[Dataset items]
--
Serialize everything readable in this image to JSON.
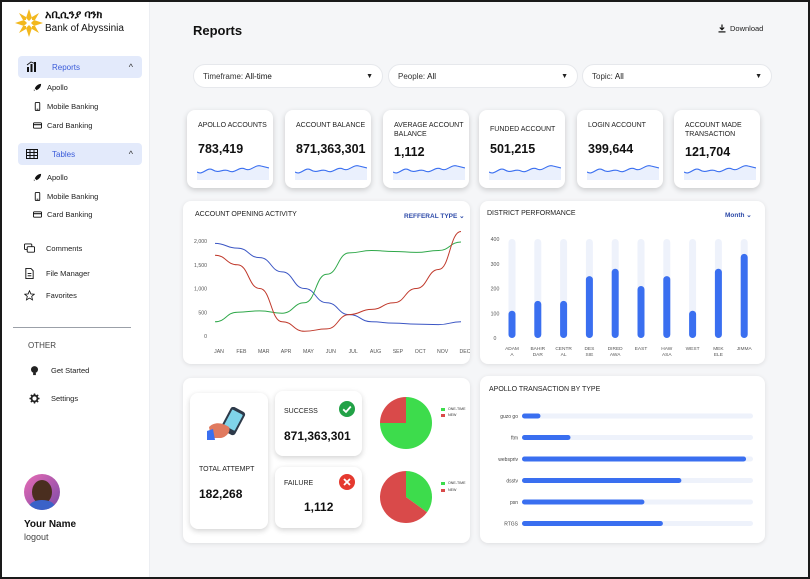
{
  "brand": {
    "amharic": "አቢሲንያ ባንክ",
    "english": "Bank of Abyssinia"
  },
  "sidebar": {
    "reports": {
      "label": "Reports",
      "items": [
        "Apollo",
        "Mobile Banking",
        "Card Banking"
      ]
    },
    "tables": {
      "label": "Tables",
      "items": [
        "Apollo",
        "Mobile Banking",
        "Card Banking"
      ]
    },
    "links": [
      "Comments",
      "File Manager",
      "Favorites"
    ],
    "other_label": "OTHER",
    "other": [
      "Get Started",
      "Settings"
    ],
    "user": {
      "name": "Your Name",
      "logout": "logout"
    }
  },
  "header": {
    "title": "Reports",
    "download": "Download"
  },
  "filters": [
    {
      "label": "Timeframe:",
      "value": "All-time"
    },
    {
      "label": "People:",
      "value": "All"
    },
    {
      "label": "Topic:",
      "value": "All"
    }
  ],
  "kpis": [
    {
      "label": "APOLLO ACCOUNTS",
      "value": "783,419"
    },
    {
      "label": "ACCOUNT BALANCE",
      "value": "871,363,301"
    },
    {
      "label": "AVERAGE ACCOUNT BALANCE",
      "value": "1,112"
    },
    {
      "label": "FUNDED ACCOUNT",
      "value": "501,215"
    },
    {
      "label": "LOGIN ACCOUNT",
      "value": "399,644"
    },
    {
      "label": "ACCOUNT MADE TRANSACTION",
      "value": "121,704"
    }
  ],
  "colors": {
    "accent": "#3a6ff0",
    "green": "#2fbf4a",
    "red": "#e04848",
    "blue_line": "#3b56c4"
  },
  "chart_data": [
    {
      "type": "line",
      "title": "ACCOUNT OPENING ACTIVITY",
      "filter": "REFFERAL TYPE",
      "categories": [
        "JAN",
        "FEB",
        "MAR",
        "APR",
        "MAY",
        "JUN",
        "JUL",
        "AUG",
        "SEP",
        "OCT",
        "NOV",
        "DEC"
      ],
      "y_ticks": [
        "2,000",
        "1,500",
        "1,000",
        "500",
        "0"
      ],
      "ylim": [
        0,
        2000
      ],
      "series": [
        {
          "color": "#3b56c4",
          "values": [
            1950,
            1850,
            1650,
            1350,
            1000,
            700,
            450,
            300,
            270,
            250,
            240,
            300
          ]
        },
        {
          "color": "#2fa84a",
          "values": [
            300,
            500,
            530,
            480,
            700,
            1300,
            1750,
            1800,
            1780,
            1760,
            1800,
            1980
          ]
        },
        {
          "color": "#c0392b",
          "values": [
            1700,
            1500,
            1000,
            300,
            100,
            150,
            450,
            560,
            700,
            1000,
            1400,
            2200
          ]
        }
      ]
    },
    {
      "type": "bar",
      "title": "DISTRICT PERFORMANCE",
      "filter": "Month",
      "categories": [
        "ADAM A",
        "BAHIR DAR",
        "CENTR AL",
        "DES SIE",
        "DIRED AWA",
        "EAST",
        "HAW ASA",
        "WEST",
        "MEK ELE",
        "JIMMA"
      ],
      "y_ticks": [
        "400",
        "300",
        "200",
        "100",
        "0"
      ],
      "ylim": [
        0,
        400
      ],
      "values": [
        110,
        150,
        150,
        250,
        280,
        210,
        250,
        110,
        280,
        340
      ]
    },
    {
      "type": "bar",
      "title": "APOLLO TRANSACTION BY TYPE",
      "categories": [
        "guzo go",
        "ftm",
        "webspriv",
        "dsstv",
        "psn",
        "RTGS"
      ],
      "values": [
        0.08,
        0.21,
        0.97,
        0.69,
        0.53,
        0.61
      ]
    },
    {
      "type": "pie",
      "title": "",
      "slices": [
        {
          "name": "ONE-TIME",
          "value": 75,
          "color": "#3ddc4c"
        },
        {
          "name": "NEW",
          "value": 25,
          "color": "#d94a4a"
        }
      ]
    },
    {
      "type": "pie",
      "title": "",
      "slices": [
        {
          "name": "ONE-TIME",
          "value": 35,
          "color": "#3ddc4c"
        },
        {
          "name": "NEW",
          "value": 65,
          "color": "#d94a4a"
        }
      ]
    }
  ],
  "attempts": {
    "total_label": "TOTAL ATTEMPT",
    "total_value": "182,268",
    "success_label": "SUCCESS",
    "success_value": "871,363,301",
    "failure_label": "FAILURE",
    "failure_value": "1,112"
  }
}
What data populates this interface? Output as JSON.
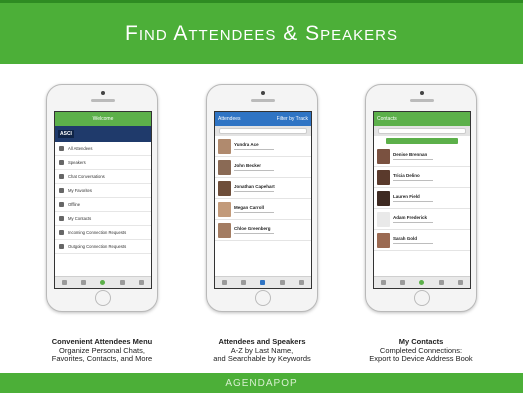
{
  "header": {
    "title": "Find Attendees & Speakers"
  },
  "phones": [
    {
      "nav_title": "Welcome",
      "banner_logo": "ASCI",
      "menu": [
        "All Attendees",
        "Speakers",
        "Chat Conversations",
        "My Favorites",
        "Offline",
        "My Contacts",
        "Incoming Connection Requests",
        "Outgoing Connection Requests"
      ]
    },
    {
      "nav_back": "Attendees",
      "nav_right": "Filter by Track",
      "people": [
        "Yundra Ace",
        "John Becker",
        "Jonathan Capehart",
        "Megan Carroll",
        "Chloe Greenberg"
      ]
    },
    {
      "nav_back": "Contacts",
      "people": [
        "Denise Brennan",
        "Tricia Delino",
        "Lauren Field",
        "Adam Frederick",
        "Sarah Gold"
      ]
    }
  ],
  "captions": [
    {
      "title": "Convenient Attendees Menu",
      "line1": "Organize Personal Chats,",
      "line2": "Favorites, Contacts, and More"
    },
    {
      "title": "Attendees and Speakers",
      "line1": "A-Z by Last Name,",
      "line2": "and Searchable by Keywords"
    },
    {
      "title": "My Contacts",
      "line1": "Completed Connections:",
      "line2": "Export to Device Address Book"
    }
  ],
  "footer": {
    "brand": "AGENDAPOP"
  },
  "colors": {
    "green": "#4caf38",
    "blue": "#2f74c4"
  }
}
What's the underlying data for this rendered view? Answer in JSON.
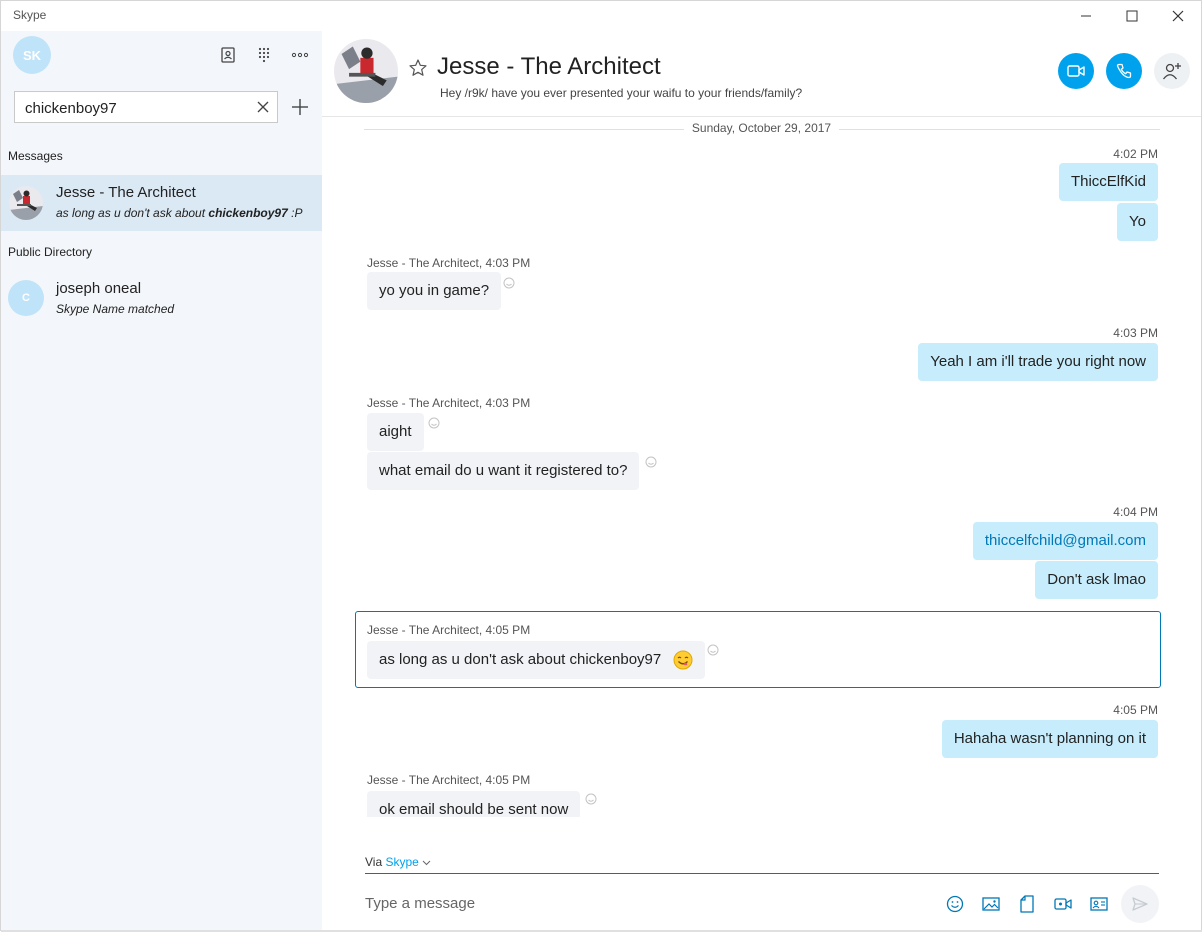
{
  "app": {
    "title": "Skype"
  },
  "window_controls": {
    "minimize_icon": "minimize-icon",
    "maximize_icon": "maximize-icon",
    "close_icon": "close-icon"
  },
  "sidebar": {
    "profile_initials": "SK",
    "icons": [
      "contacts-icon",
      "dialpad-icon",
      "more-icon"
    ],
    "search": {
      "value": "chickenboy97",
      "placeholder": ""
    },
    "messages_label": "Messages",
    "conversations": [
      {
        "name": "Jesse - The Architect",
        "preview_prefix": "as long as u don't ask about ",
        "preview_bold": "chickenboy97",
        "preview_suffix": " :P",
        "selected": true
      }
    ],
    "directory_label": "Public Directory",
    "directory_results": [
      {
        "initials": "C",
        "name": "joseph oneal",
        "match": "Skype Name matched"
      }
    ]
  },
  "header": {
    "title": "Jesse - The Architect",
    "mood": "Hey /r9k/ have you ever presented your waifu to your friends/family?",
    "buttons": [
      "video-call-button",
      "audio-call-button",
      "add-people-button"
    ]
  },
  "conversation": {
    "date": "Sunday, October 29, 2017",
    "meta": {
      "out1": "4:02 PM",
      "in1": "Jesse - The Architect, 4:03 PM",
      "out2": "4:03 PM",
      "in2": "Jesse - The Architect, 4:03 PM",
      "out3": "4:04 PM",
      "in3": "Jesse - The Architect, 4:05 PM",
      "out4": "4:05 PM",
      "in4": "Jesse - The Architect, 4:05 PM"
    },
    "messages": {
      "m1": "ThiccElfKid",
      "m2": "Yo",
      "m3": "yo you in game?",
      "m4": "Yeah I am i'll trade you right now",
      "m5": "aight",
      "m6": "what email do u want it registered to?",
      "m7": "thiccelfchild@gmail.com",
      "m8": "Don't ask lmao",
      "m9": "as long as u don't ask about chickenboy97",
      "m10": "Hahaha wasn't planning on it",
      "m11": "ok email should be sent now"
    }
  },
  "composer": {
    "via_label": "Via",
    "via_service": "Skype",
    "placeholder": "Type a message",
    "tools": [
      "emoji-icon",
      "image-icon",
      "file-icon",
      "video-message-icon",
      "contact-card-icon"
    ]
  },
  "colors": {
    "accent": "#00a2ed",
    "outgoing_bubble": "#c7edfc",
    "incoming_bubble": "#f1f3f6",
    "sidebar_bg": "#f3f6fa",
    "selected_row": "#dbe9f5"
  }
}
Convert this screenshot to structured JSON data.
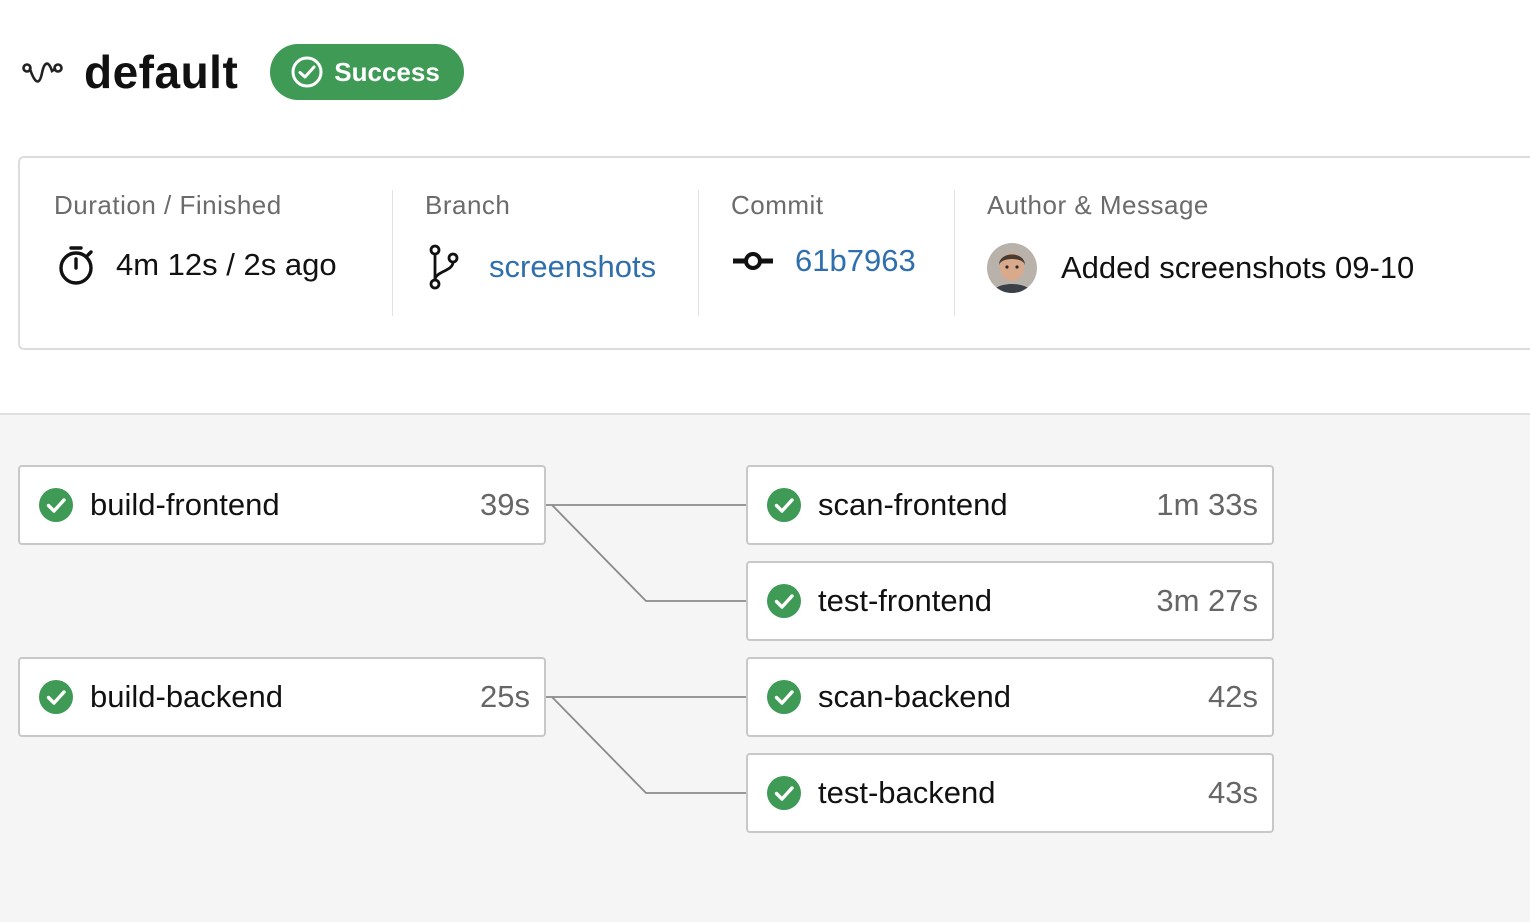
{
  "header": {
    "title": "default",
    "status": "Success"
  },
  "info": {
    "duration": {
      "label": "Duration / Finished",
      "value": "4m 12s / 2s ago"
    },
    "branch": {
      "label": "Branch",
      "value": "screenshots"
    },
    "commit": {
      "label": "Commit",
      "value": "61b7963"
    },
    "author": {
      "label": "Author & Message",
      "value": "Added screenshots 09-10"
    }
  },
  "jobs": [
    {
      "name": "build-frontend",
      "duration": "39s",
      "status": "success"
    },
    {
      "name": "build-backend",
      "duration": "25s",
      "status": "success"
    },
    {
      "name": "scan-frontend",
      "duration": "1m 33s",
      "status": "success"
    },
    {
      "name": "test-frontend",
      "duration": "3m 27s",
      "status": "success"
    },
    {
      "name": "scan-backend",
      "duration": "42s",
      "status": "success"
    },
    {
      "name": "test-backend",
      "duration": "43s",
      "status": "success"
    }
  ],
  "colors": {
    "success": "#3f9a55",
    "link": "#2f6fae"
  },
  "icons": {
    "pipeline": "pipeline-icon",
    "status": "check-circle-icon",
    "duration": "stopwatch-icon",
    "branch": "git-branch-icon",
    "commit": "git-commit-icon"
  }
}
--
Short task
Extract lines where the string "Requests" occurs.

Finished task
        "Incoming Connection Requests",
        "Outgoing Connection Requests"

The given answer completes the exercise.